• **What to work on**:
Scan each line of the records for the word "session" and extract the ones that have it.

Data excerpts:
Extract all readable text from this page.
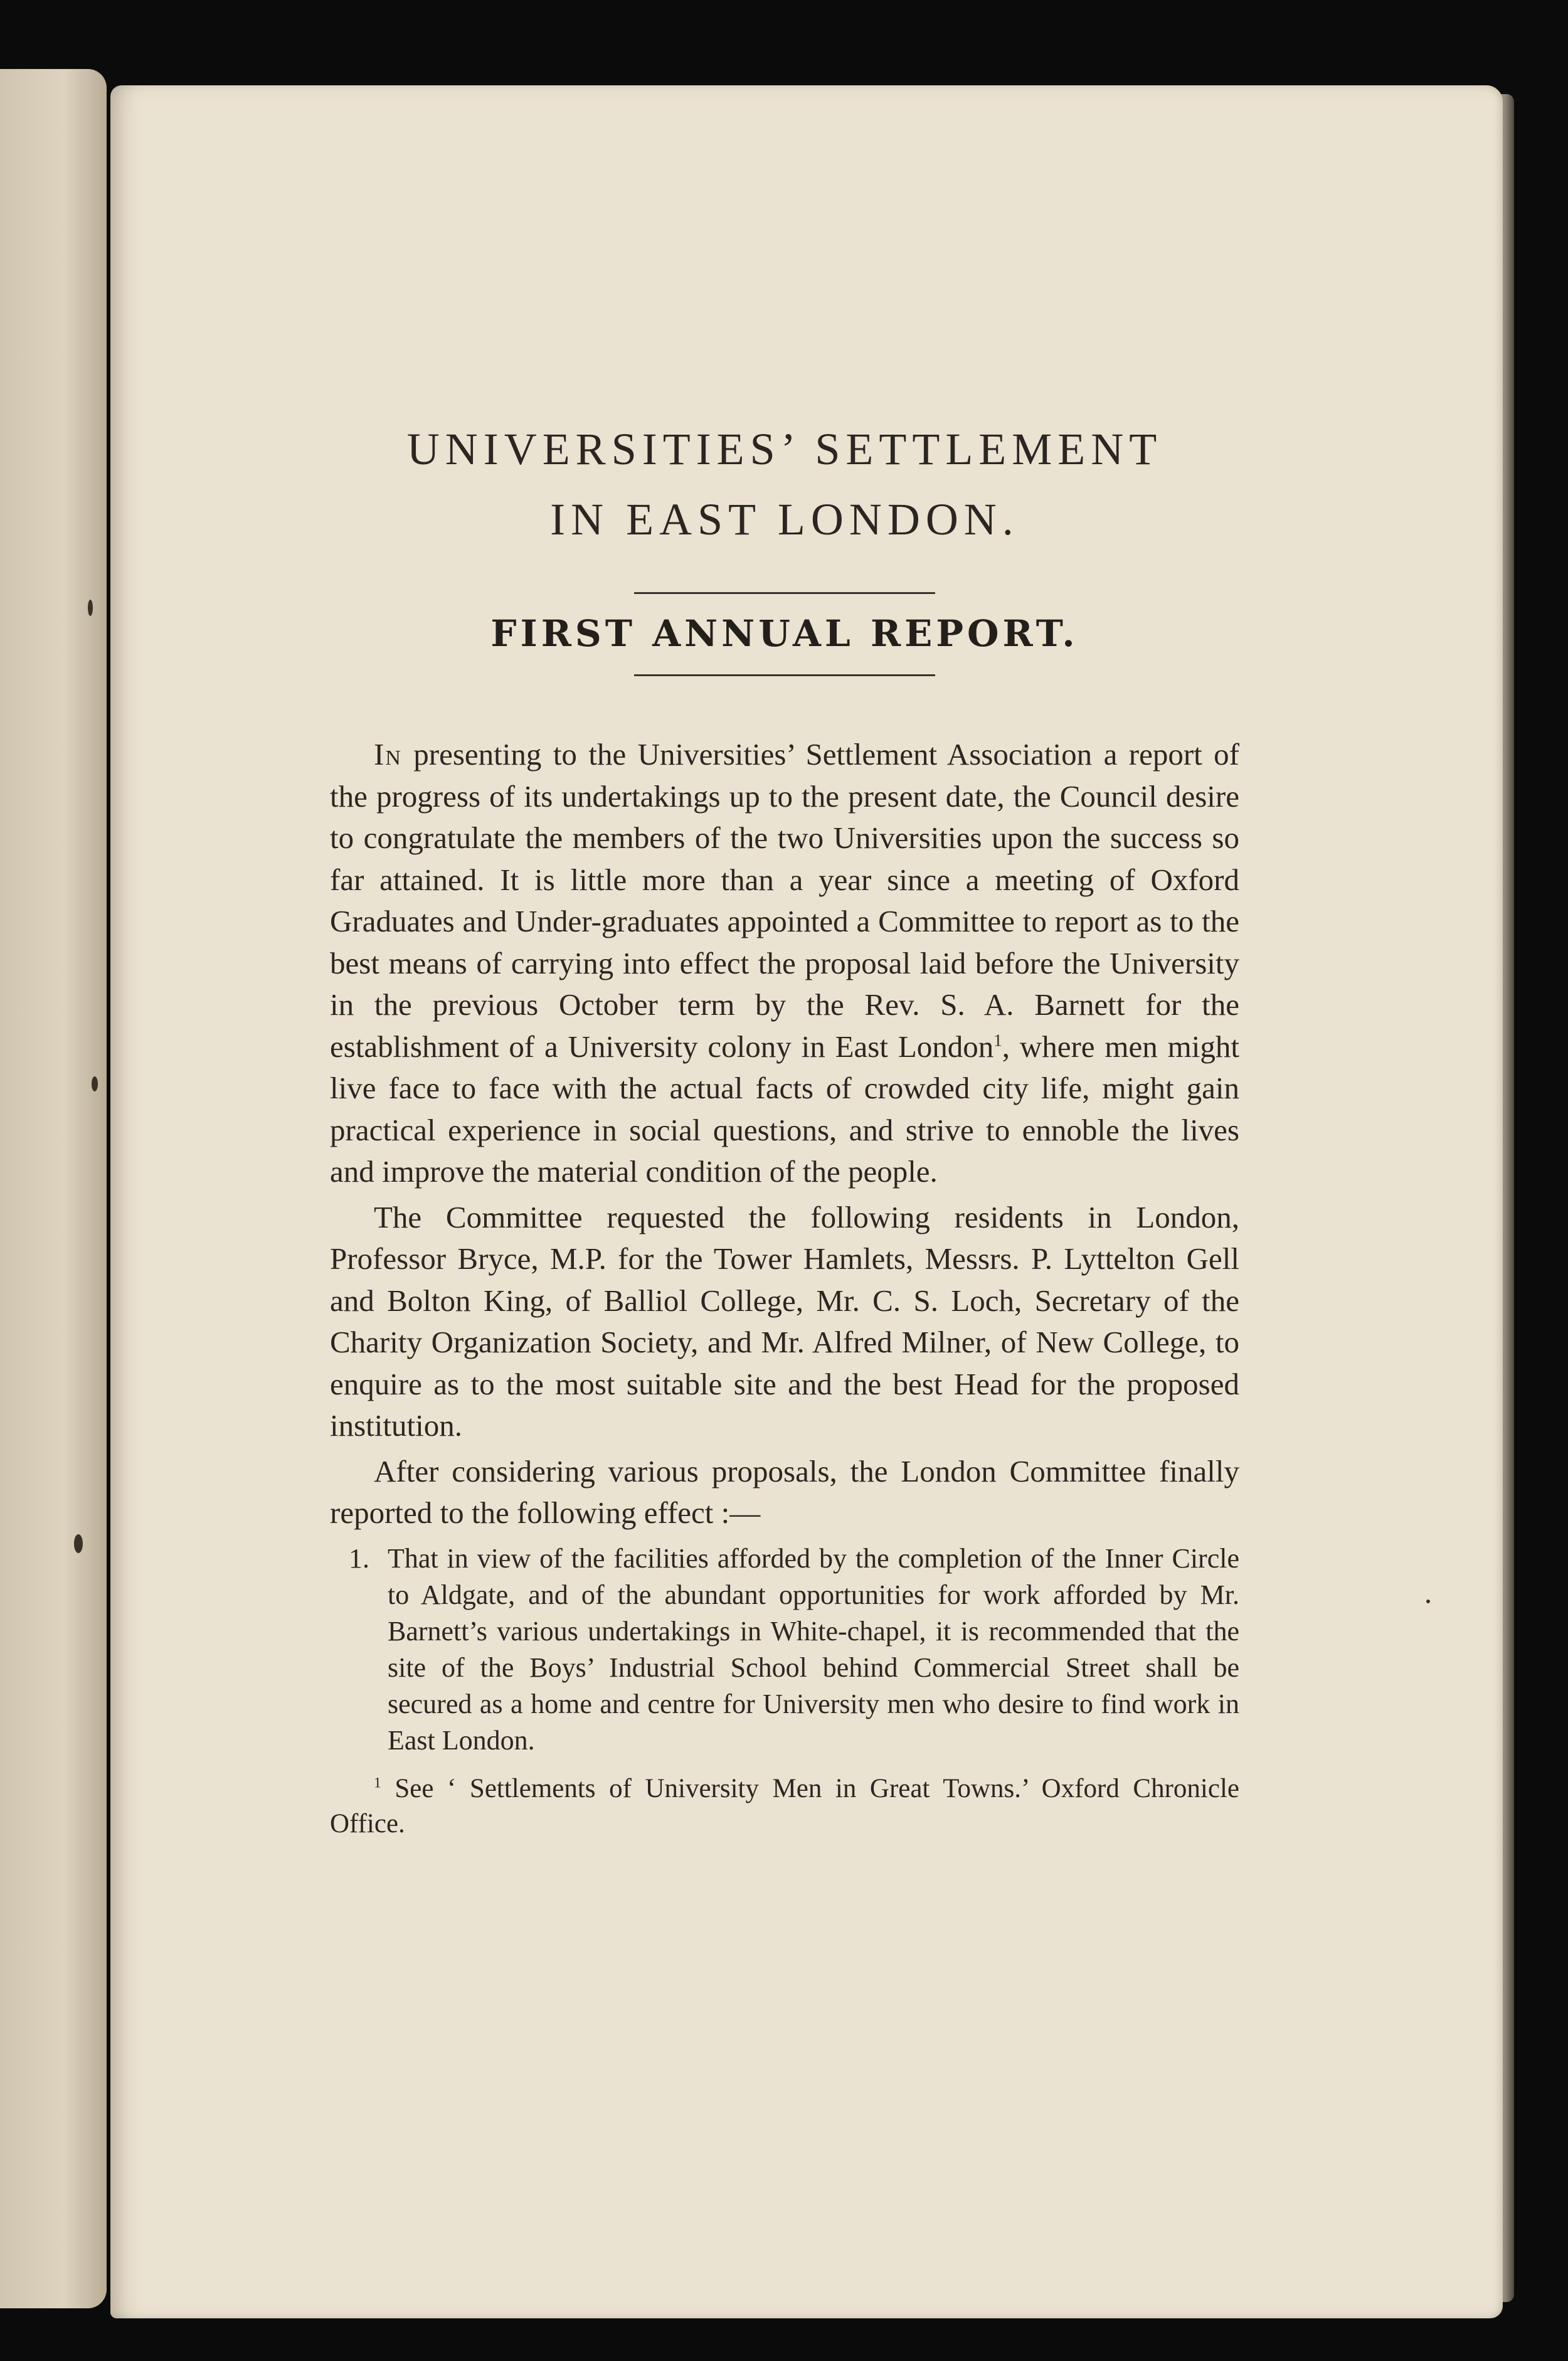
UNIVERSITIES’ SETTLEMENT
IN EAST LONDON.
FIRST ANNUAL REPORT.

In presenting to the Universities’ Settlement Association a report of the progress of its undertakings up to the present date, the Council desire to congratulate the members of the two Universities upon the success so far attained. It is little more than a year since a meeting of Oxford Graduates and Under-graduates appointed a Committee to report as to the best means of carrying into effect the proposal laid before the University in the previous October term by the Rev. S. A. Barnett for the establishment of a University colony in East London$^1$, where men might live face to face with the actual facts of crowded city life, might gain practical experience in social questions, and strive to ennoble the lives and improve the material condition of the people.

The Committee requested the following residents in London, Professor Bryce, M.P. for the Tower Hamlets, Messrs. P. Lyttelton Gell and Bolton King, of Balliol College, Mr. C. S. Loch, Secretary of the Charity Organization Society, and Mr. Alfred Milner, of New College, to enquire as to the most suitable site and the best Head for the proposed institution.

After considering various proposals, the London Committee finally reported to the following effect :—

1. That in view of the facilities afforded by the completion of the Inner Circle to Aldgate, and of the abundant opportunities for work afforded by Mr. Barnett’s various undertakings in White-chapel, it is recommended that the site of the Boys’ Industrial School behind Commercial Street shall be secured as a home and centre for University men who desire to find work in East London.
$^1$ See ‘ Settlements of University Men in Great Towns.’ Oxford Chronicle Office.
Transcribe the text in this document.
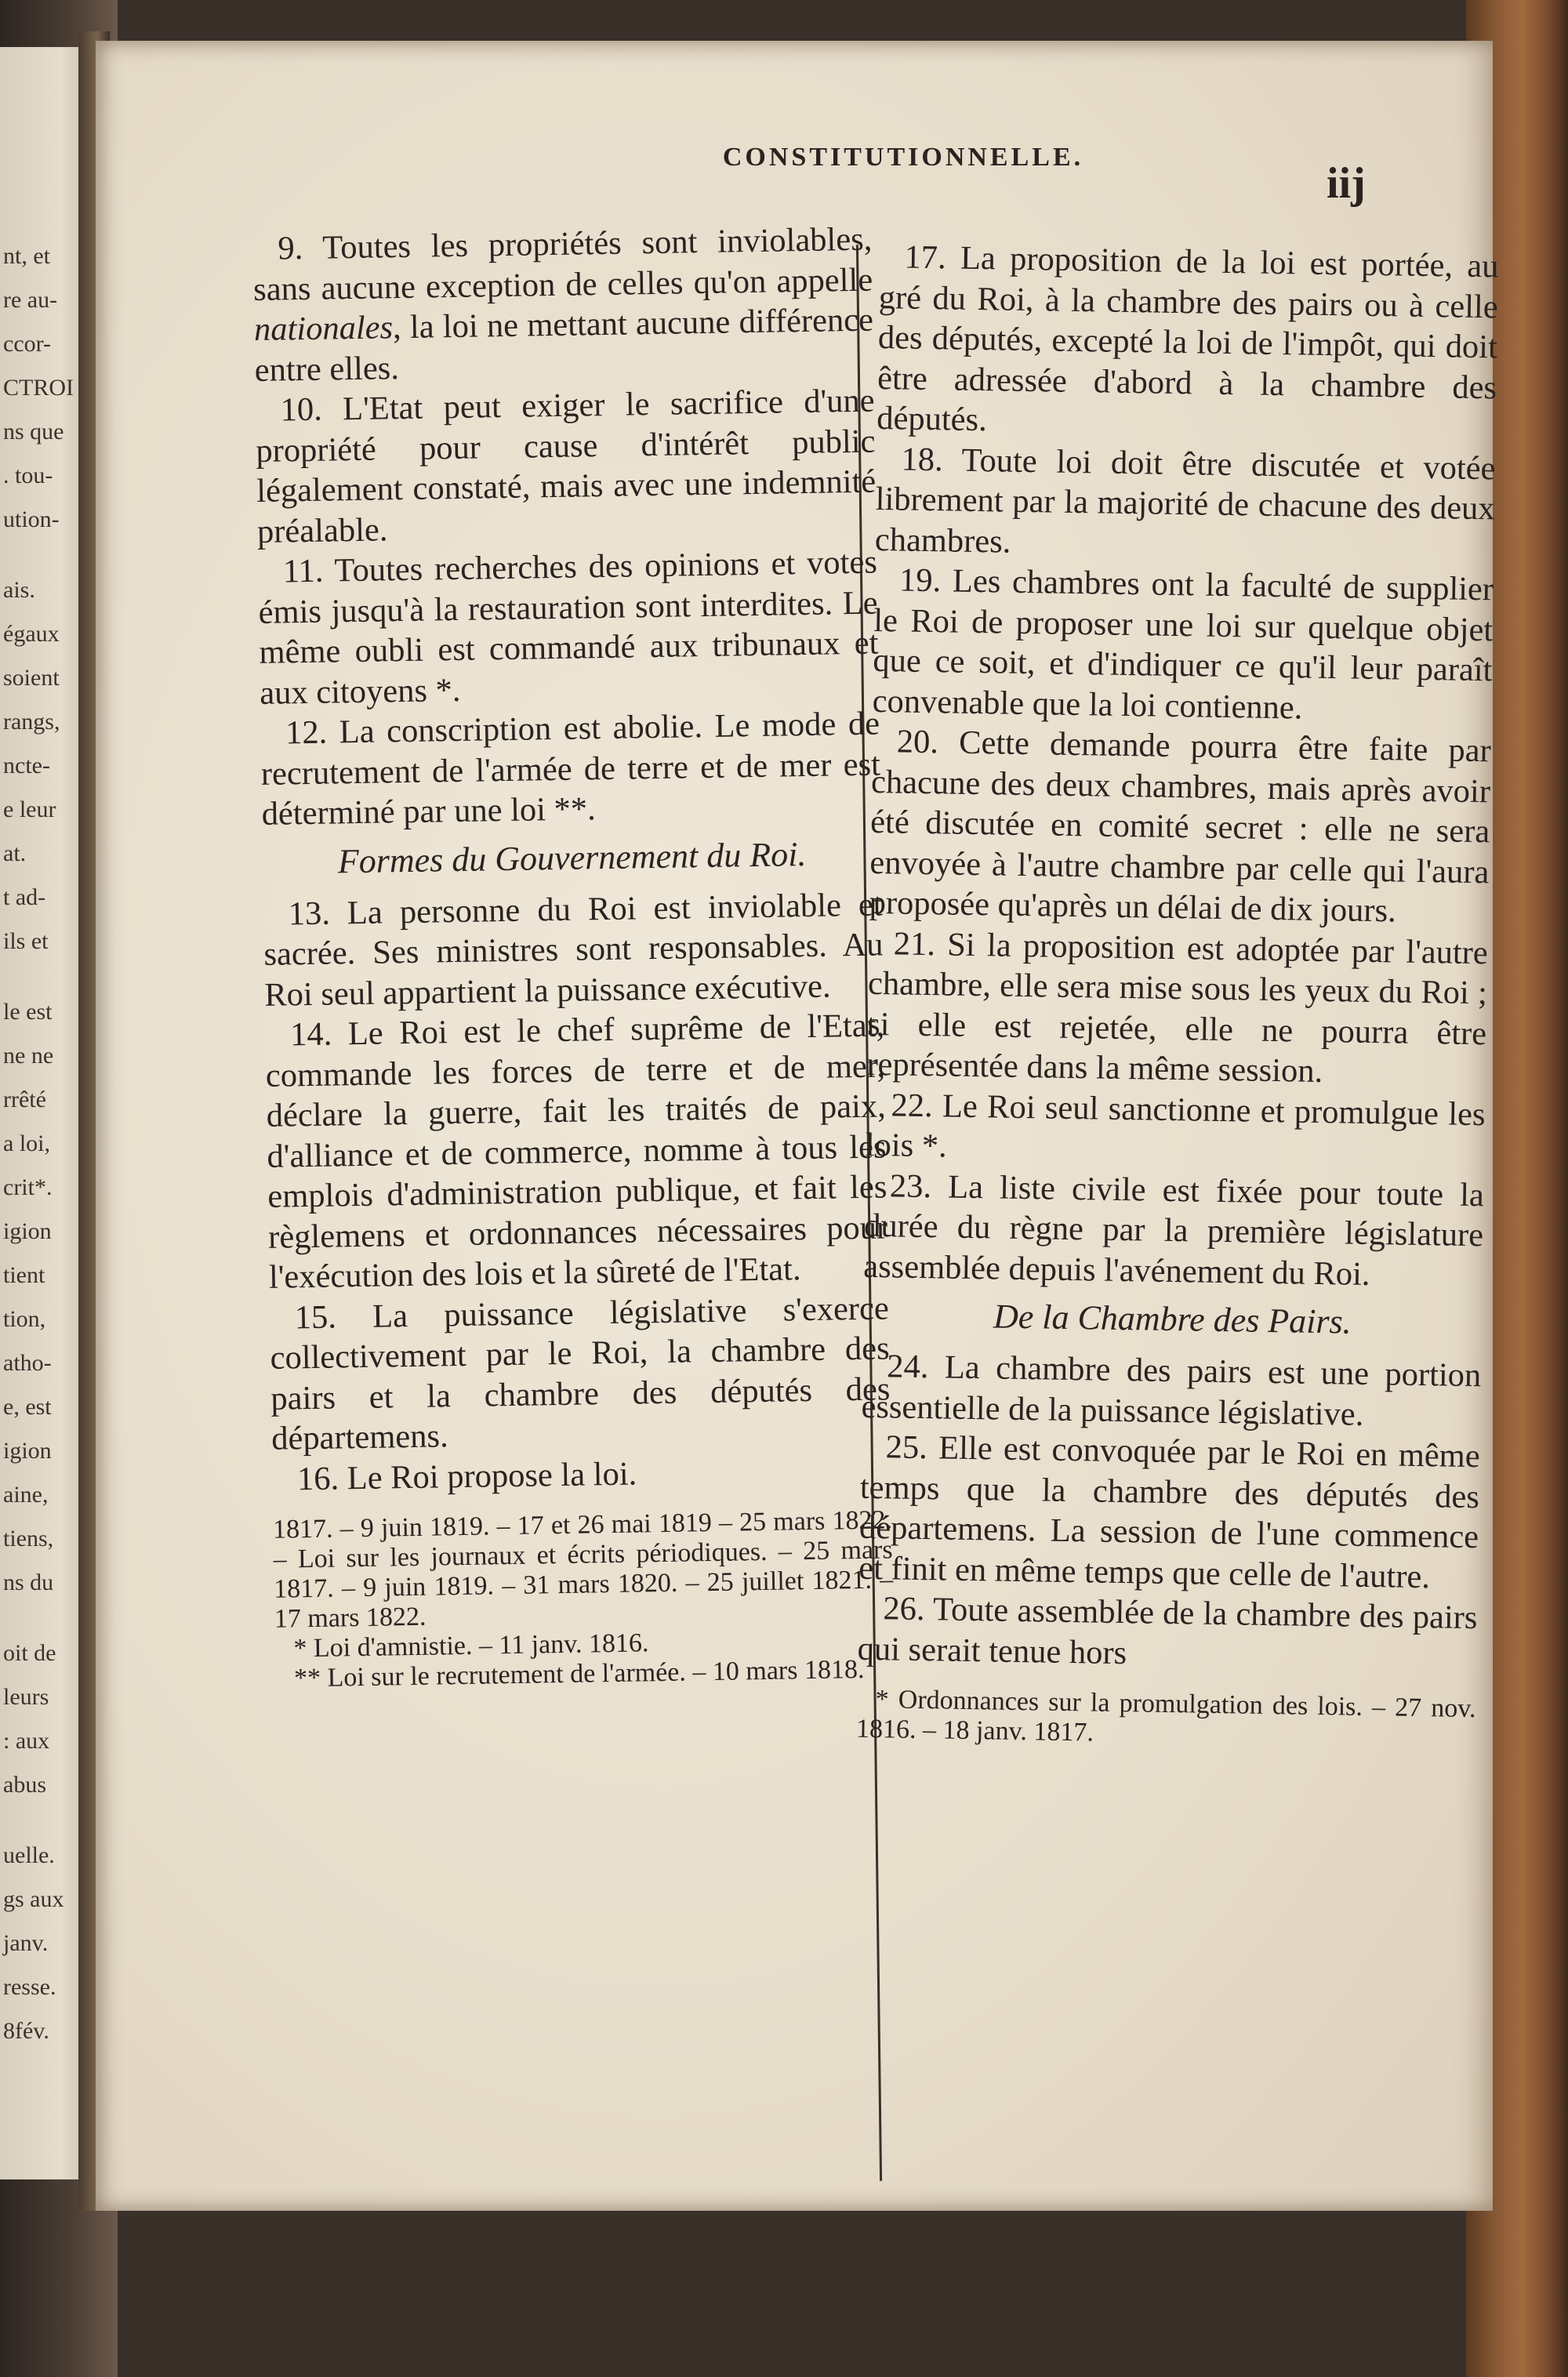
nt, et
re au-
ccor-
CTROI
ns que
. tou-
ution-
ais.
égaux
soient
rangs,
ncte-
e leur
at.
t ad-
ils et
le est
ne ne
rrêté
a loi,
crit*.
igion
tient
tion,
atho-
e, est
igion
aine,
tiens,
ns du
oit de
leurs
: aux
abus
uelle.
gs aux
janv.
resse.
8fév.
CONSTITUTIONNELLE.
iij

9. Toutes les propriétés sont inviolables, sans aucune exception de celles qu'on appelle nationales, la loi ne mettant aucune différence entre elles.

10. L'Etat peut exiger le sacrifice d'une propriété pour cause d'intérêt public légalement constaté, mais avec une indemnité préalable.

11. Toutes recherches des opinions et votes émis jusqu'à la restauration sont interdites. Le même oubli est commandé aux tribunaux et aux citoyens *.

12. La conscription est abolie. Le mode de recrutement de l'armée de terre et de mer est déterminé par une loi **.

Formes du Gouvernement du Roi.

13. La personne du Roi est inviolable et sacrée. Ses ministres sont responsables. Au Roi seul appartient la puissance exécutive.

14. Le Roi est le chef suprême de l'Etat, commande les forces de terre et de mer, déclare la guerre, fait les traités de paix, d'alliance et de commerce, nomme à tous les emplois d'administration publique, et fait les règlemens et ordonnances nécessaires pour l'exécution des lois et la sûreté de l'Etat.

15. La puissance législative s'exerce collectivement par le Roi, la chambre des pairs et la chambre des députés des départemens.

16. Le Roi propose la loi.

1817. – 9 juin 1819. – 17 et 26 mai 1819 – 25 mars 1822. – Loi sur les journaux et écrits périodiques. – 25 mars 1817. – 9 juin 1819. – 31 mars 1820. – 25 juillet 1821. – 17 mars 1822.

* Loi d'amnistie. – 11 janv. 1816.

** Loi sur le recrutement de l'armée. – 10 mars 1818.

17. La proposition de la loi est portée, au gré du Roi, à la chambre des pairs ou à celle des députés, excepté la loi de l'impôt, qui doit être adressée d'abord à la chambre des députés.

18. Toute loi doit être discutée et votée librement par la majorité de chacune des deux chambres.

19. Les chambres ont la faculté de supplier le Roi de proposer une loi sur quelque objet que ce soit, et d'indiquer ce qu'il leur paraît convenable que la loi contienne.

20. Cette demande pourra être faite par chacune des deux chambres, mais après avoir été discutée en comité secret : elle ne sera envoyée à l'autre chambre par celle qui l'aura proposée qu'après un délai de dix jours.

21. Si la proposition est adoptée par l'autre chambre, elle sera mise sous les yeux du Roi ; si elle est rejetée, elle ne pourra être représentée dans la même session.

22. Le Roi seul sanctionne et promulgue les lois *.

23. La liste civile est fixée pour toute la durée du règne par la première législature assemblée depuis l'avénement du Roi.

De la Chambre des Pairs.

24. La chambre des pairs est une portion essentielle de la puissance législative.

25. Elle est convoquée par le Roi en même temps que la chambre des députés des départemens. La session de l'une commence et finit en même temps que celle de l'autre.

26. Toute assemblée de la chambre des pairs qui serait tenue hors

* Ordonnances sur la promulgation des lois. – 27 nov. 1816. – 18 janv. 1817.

• **Solution to the exercise**:
21. Si la proposition est adoptée par l'autre chambre, elle sera mise sous les yeux du Roi ; si elle est rejetée, elle ne pourra être représentée dans la même session.
25. Elle est convoquée par le Roi en même temps que la chambre des députés des départemens. La session de l'une commence et finit en même temps que celle de l'autre.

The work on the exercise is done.